#### TASK
For the data below, report only the number of lines containing the string "this".

***** PROVIDED DATA

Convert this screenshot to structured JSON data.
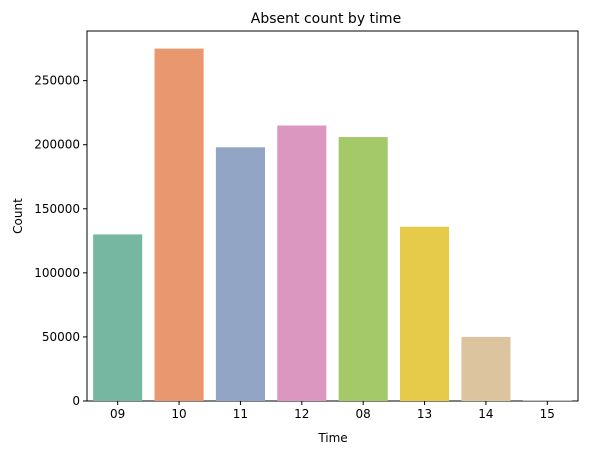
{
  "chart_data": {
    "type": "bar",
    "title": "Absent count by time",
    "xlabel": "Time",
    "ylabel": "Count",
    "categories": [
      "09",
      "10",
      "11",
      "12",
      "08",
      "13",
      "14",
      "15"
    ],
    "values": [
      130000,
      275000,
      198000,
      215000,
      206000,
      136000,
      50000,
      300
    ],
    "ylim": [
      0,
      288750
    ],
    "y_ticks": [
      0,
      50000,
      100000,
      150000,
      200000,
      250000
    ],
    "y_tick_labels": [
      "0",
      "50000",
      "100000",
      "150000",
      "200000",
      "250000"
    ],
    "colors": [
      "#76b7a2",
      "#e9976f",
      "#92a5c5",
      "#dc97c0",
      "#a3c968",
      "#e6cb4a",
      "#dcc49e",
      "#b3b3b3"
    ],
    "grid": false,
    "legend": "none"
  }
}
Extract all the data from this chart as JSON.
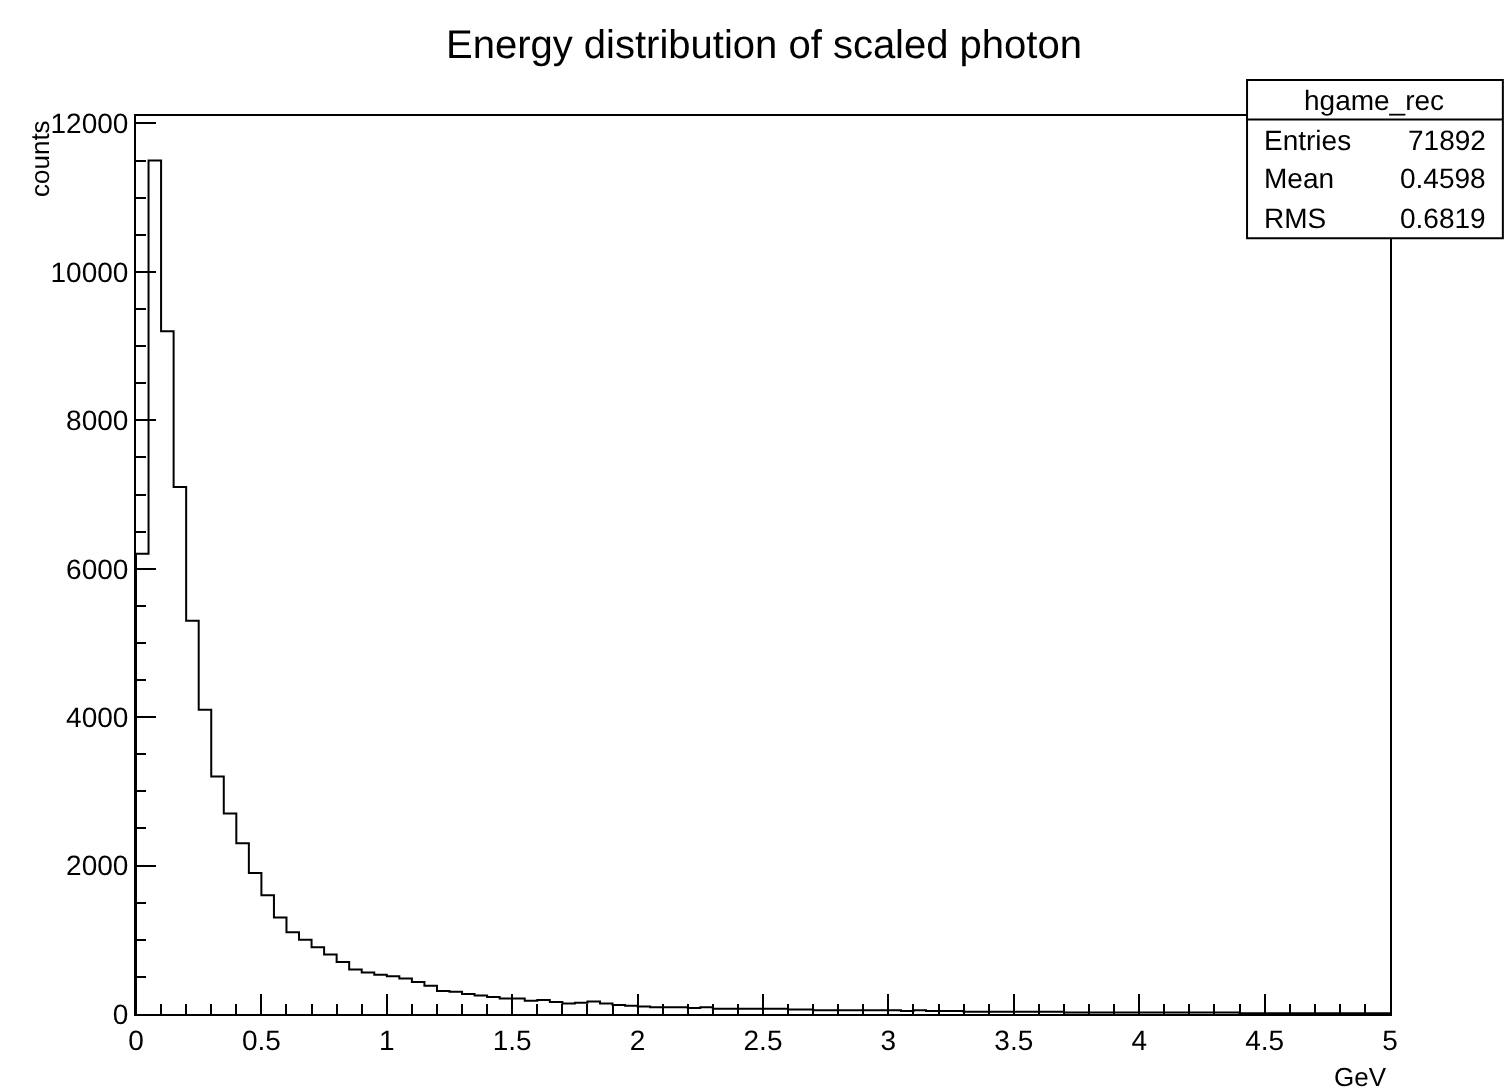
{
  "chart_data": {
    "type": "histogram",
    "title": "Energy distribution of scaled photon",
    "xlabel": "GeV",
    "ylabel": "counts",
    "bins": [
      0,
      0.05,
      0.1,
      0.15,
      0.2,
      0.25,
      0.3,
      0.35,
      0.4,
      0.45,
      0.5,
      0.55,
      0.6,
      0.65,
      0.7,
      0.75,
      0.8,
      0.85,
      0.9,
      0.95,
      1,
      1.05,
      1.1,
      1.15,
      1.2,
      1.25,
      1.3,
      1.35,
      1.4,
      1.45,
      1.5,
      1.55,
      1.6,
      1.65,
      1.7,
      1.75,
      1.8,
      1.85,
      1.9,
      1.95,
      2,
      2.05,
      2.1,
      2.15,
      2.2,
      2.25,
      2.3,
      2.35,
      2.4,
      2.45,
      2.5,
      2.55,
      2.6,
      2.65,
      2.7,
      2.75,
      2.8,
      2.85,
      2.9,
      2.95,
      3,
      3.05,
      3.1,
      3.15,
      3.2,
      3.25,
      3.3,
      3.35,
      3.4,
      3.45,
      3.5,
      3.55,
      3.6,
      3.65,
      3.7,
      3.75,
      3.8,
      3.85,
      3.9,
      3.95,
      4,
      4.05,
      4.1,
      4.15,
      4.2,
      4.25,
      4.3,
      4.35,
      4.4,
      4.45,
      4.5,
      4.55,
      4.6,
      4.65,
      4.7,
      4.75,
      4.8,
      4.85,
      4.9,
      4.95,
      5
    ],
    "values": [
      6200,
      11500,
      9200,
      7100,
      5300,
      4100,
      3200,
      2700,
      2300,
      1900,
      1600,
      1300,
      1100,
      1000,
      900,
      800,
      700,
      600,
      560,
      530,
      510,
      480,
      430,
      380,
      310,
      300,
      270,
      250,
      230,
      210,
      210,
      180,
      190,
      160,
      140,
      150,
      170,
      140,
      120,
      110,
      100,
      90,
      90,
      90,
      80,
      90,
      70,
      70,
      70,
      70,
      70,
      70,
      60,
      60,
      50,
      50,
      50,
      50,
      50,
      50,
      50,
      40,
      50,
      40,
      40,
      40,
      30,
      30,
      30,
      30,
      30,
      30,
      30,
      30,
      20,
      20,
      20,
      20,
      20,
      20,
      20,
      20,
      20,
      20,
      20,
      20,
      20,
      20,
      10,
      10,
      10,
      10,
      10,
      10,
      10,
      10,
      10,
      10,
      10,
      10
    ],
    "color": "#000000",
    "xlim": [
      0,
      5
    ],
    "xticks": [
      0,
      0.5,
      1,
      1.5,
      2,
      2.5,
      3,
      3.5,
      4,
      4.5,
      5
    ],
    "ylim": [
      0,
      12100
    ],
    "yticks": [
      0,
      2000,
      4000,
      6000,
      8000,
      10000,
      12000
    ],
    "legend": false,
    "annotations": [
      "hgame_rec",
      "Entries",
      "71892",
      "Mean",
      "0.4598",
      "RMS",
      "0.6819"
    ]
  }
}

**********

#### COMPLETE ANSWER
2